## WHAT IS REQUIRED
Review the material and extract every line in which the word "ARRIVALS" occurs.

(Extracted records)
◆ ◆ ◆ ◆
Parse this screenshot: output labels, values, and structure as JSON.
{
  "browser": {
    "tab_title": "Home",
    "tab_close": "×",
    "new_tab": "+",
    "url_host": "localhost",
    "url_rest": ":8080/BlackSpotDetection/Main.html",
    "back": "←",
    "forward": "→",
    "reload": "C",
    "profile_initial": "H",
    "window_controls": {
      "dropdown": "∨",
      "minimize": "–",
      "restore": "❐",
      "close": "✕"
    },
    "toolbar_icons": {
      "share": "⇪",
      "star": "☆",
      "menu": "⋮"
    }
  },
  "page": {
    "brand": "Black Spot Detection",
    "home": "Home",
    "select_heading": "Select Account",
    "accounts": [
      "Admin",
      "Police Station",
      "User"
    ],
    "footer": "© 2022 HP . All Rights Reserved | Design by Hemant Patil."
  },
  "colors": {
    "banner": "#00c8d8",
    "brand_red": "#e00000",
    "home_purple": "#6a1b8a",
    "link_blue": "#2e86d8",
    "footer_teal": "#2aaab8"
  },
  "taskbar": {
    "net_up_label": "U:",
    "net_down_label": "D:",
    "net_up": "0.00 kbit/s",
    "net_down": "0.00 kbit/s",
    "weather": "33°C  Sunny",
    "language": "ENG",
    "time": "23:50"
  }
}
◆ ◆ ◆ ◆
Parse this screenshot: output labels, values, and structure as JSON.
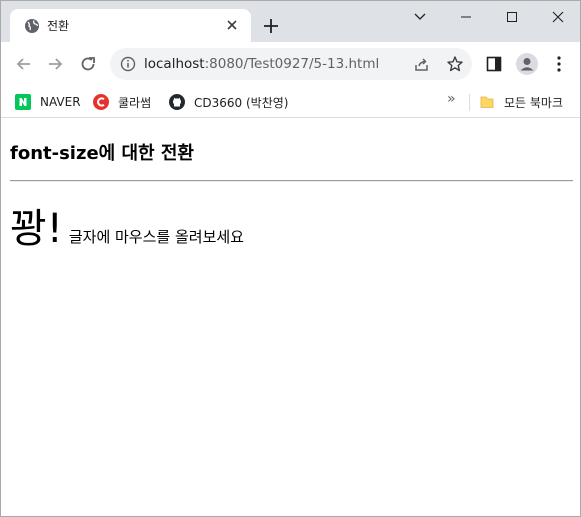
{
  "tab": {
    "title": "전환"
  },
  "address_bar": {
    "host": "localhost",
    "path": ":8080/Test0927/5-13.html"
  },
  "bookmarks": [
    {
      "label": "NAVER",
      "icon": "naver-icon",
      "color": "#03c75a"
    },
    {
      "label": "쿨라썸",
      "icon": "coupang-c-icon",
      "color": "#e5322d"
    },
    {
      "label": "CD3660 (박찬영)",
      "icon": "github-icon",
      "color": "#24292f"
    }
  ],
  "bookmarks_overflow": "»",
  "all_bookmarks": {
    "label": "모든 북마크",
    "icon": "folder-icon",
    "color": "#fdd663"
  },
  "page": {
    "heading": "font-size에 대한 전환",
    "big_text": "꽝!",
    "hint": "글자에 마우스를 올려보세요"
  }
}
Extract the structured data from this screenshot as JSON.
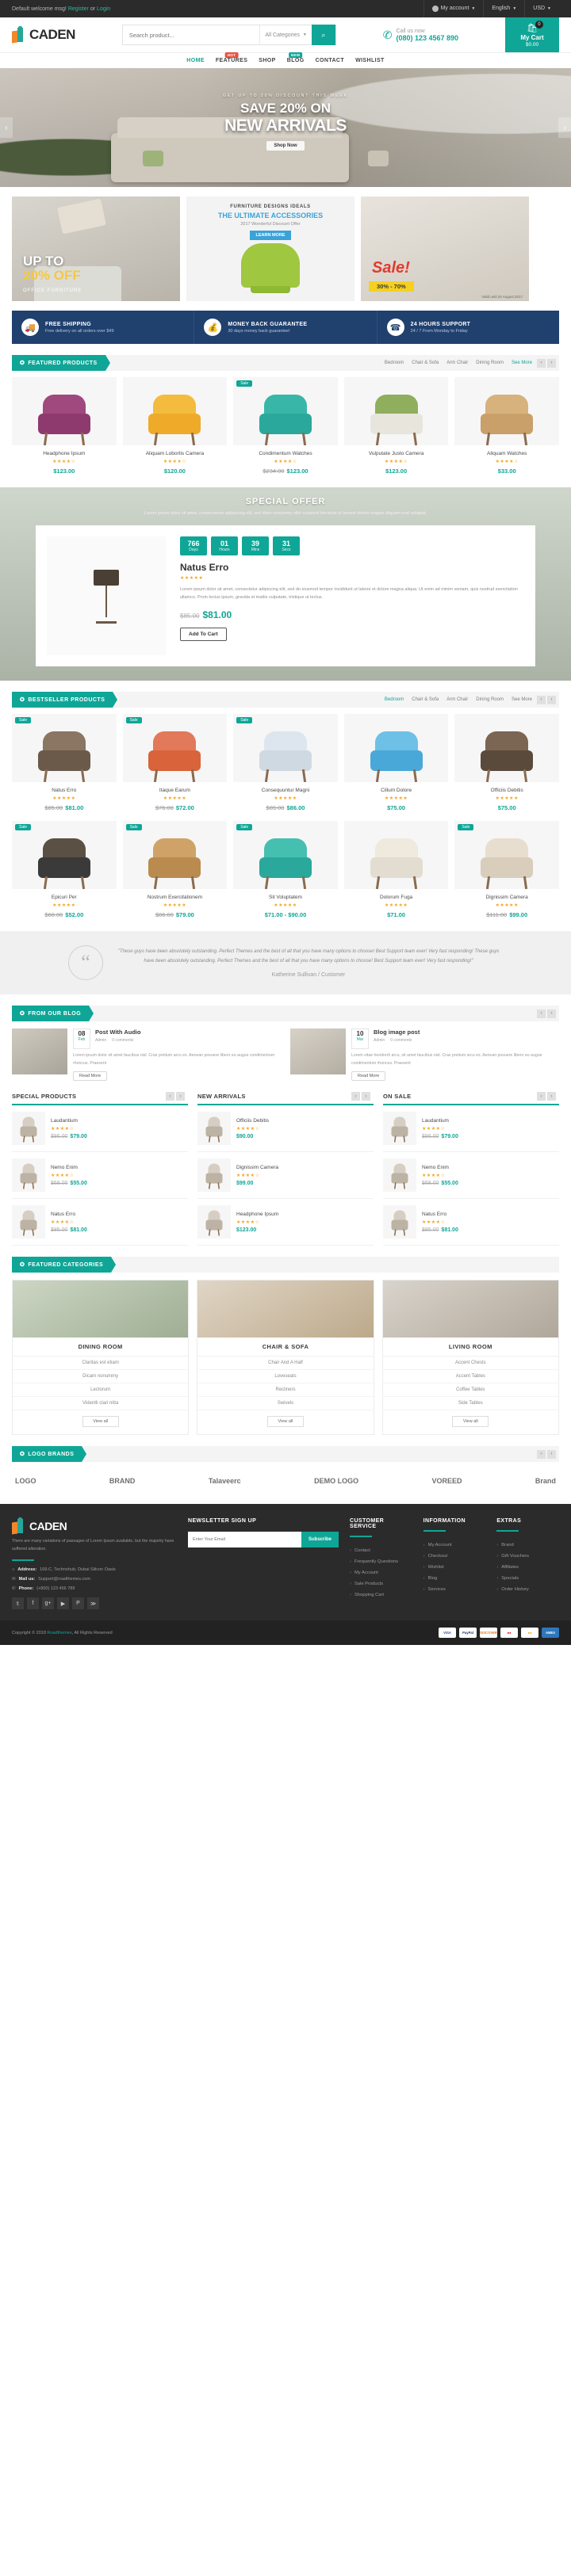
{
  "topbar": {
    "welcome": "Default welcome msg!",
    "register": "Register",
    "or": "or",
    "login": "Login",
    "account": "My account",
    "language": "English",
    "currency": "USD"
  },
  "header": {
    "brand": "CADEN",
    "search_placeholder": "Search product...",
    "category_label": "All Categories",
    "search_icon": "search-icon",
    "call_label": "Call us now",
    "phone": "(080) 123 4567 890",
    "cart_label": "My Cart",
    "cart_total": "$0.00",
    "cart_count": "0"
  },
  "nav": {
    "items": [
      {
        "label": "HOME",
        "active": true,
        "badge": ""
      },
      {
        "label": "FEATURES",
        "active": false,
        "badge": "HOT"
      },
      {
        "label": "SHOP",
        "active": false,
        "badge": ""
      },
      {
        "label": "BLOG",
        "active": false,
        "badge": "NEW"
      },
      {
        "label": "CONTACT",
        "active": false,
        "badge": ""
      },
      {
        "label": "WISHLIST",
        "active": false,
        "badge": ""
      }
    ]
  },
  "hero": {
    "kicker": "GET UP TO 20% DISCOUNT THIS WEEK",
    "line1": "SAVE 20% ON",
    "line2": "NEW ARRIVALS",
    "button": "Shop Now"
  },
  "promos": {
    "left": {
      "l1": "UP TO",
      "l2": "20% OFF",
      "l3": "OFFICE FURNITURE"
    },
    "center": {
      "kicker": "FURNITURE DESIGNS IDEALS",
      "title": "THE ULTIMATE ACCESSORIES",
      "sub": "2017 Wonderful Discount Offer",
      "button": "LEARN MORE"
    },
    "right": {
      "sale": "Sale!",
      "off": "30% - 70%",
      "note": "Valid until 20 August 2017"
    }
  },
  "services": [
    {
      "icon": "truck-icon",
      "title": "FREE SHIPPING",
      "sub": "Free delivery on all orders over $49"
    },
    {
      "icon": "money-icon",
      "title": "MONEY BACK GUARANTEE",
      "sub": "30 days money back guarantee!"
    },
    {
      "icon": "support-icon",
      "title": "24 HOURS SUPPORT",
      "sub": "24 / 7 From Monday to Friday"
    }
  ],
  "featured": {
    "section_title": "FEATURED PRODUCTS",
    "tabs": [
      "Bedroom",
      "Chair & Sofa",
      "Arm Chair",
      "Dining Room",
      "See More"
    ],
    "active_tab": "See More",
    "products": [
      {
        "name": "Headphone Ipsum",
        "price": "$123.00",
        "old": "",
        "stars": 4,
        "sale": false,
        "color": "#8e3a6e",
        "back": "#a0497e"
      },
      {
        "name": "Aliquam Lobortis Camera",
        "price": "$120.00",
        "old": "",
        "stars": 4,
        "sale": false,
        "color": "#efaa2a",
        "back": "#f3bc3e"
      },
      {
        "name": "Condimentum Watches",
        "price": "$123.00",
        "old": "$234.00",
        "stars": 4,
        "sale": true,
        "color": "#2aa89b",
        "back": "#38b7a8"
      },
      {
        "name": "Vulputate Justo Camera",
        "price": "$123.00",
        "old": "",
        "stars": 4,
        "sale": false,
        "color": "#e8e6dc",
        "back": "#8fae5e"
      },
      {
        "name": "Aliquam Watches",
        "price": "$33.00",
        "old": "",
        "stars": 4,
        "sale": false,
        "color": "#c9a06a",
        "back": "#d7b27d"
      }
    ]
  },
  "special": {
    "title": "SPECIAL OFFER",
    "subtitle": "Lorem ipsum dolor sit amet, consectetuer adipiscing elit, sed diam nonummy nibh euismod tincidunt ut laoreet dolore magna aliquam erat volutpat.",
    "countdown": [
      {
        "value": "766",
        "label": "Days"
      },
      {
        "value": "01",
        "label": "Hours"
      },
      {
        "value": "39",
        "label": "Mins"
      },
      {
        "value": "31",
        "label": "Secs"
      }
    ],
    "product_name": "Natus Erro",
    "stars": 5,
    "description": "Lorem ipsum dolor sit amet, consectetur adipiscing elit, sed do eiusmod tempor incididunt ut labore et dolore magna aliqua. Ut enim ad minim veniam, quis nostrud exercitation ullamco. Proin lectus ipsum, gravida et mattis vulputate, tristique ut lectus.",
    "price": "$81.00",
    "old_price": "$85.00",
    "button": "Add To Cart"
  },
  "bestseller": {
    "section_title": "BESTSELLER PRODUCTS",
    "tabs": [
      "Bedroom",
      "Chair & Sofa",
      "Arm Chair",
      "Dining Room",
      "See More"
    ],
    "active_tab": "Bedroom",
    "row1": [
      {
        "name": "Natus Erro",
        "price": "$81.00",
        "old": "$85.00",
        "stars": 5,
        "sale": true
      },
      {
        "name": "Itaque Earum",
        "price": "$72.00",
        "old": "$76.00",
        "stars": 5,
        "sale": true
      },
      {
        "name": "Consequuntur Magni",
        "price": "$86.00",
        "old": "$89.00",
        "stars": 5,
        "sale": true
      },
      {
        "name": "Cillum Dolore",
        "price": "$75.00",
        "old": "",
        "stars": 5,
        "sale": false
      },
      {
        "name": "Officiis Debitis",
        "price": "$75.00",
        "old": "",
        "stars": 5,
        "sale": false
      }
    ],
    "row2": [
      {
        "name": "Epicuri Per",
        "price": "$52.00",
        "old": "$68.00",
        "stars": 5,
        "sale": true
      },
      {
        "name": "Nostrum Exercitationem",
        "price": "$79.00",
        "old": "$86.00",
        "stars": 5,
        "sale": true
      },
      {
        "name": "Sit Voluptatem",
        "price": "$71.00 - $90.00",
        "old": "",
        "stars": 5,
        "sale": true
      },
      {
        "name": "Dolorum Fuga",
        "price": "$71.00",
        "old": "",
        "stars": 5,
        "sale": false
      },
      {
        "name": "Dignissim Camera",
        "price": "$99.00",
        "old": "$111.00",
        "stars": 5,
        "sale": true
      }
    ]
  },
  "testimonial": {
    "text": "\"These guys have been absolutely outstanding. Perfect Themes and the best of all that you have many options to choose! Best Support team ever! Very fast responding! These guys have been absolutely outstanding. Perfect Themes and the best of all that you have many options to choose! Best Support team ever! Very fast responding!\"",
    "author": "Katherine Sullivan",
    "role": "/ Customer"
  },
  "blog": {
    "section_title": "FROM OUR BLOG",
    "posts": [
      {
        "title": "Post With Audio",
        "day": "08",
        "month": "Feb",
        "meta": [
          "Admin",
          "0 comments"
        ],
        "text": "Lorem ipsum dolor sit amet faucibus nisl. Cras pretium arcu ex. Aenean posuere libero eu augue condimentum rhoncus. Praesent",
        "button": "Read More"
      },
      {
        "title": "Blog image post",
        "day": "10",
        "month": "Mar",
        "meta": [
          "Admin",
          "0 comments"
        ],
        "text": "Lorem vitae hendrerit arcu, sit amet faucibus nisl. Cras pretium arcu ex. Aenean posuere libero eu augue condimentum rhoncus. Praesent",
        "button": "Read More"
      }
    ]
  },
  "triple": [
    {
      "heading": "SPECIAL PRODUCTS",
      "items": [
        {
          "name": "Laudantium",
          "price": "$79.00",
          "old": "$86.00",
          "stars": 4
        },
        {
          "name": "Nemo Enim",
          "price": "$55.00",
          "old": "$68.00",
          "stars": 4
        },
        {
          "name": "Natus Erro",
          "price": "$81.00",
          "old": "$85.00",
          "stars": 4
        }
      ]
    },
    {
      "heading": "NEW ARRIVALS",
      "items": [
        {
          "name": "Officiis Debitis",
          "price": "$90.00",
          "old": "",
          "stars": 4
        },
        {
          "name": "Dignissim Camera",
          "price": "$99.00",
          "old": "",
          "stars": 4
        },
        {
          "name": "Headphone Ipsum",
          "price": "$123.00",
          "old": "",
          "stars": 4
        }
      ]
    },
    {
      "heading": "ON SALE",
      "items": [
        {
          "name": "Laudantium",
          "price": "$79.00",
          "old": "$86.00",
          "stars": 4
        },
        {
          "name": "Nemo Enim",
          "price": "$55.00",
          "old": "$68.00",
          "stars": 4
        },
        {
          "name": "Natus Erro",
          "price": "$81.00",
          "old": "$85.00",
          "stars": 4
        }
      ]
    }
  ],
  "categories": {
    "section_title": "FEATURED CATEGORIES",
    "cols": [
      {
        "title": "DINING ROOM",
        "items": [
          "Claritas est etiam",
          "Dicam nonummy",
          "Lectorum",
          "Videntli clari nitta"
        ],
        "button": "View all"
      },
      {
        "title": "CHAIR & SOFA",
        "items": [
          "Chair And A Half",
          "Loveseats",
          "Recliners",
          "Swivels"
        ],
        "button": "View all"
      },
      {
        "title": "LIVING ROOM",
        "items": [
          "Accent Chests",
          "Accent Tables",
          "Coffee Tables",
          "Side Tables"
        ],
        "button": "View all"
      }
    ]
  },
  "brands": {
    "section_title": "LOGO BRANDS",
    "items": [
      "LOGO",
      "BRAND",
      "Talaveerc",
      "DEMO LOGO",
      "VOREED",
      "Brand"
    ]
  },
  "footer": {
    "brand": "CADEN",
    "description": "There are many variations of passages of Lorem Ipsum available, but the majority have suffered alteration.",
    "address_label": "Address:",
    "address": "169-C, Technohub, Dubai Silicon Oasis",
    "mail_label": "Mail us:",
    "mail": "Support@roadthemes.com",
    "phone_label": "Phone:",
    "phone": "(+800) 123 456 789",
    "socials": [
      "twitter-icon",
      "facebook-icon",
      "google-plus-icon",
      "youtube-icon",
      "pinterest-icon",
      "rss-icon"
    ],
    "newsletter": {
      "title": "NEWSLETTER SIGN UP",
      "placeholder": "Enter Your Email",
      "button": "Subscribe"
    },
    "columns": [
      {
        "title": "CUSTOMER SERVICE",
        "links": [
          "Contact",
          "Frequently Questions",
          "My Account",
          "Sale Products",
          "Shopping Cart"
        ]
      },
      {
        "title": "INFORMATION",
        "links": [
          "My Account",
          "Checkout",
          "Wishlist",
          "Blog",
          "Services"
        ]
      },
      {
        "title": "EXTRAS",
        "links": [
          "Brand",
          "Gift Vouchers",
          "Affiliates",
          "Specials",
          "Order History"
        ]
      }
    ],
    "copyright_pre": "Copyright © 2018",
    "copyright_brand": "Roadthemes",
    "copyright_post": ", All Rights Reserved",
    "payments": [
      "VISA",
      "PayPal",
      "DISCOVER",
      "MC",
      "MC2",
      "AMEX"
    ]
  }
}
◆ ◆ ◆ ◆
## WRITTEN ANSWER
    "line2": "NEW ARRIVALS",
      "heading": "NEW ARRIVALS",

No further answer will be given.